A run of records:
--- Begin ---

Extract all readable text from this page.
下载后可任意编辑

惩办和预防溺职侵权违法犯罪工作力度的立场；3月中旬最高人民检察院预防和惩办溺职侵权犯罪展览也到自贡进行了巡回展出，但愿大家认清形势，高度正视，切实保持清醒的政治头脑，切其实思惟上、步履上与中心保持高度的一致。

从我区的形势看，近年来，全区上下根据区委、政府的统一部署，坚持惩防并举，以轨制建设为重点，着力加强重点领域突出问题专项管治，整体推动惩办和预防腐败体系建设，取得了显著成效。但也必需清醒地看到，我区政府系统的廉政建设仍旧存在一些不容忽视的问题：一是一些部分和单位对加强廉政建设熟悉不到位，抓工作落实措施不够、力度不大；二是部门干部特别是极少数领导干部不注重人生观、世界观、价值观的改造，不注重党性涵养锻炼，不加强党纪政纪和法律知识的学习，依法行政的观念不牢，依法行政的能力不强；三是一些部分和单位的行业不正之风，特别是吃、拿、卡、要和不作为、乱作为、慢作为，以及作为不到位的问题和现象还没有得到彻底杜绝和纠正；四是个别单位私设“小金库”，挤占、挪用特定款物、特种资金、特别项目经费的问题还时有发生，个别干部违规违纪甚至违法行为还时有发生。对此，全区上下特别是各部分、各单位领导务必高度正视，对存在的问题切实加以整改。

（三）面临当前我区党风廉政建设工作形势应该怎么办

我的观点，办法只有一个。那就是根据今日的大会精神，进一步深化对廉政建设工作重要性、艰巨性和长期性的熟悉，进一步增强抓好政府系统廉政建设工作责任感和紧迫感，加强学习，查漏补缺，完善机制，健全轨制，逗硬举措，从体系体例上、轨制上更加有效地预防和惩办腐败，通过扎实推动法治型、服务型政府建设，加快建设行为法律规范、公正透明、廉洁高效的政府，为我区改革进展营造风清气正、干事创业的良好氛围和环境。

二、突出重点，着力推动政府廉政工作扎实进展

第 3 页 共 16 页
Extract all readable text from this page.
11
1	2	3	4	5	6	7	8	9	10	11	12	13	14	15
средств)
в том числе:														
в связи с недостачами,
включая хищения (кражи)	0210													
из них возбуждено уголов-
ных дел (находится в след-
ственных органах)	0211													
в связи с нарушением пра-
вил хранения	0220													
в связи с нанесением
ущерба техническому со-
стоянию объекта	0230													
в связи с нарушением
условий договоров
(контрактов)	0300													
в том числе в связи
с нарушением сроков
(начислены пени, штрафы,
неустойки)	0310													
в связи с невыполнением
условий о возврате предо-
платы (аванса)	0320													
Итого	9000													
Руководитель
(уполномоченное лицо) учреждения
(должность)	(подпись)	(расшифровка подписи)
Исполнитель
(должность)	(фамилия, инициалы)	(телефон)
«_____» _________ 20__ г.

--- End ---

OBJECTIVE: Establish how many lines of the material above hold the word "должность". Nothing but the count should be returned.

SOLUTION FOR THIS TASK: 2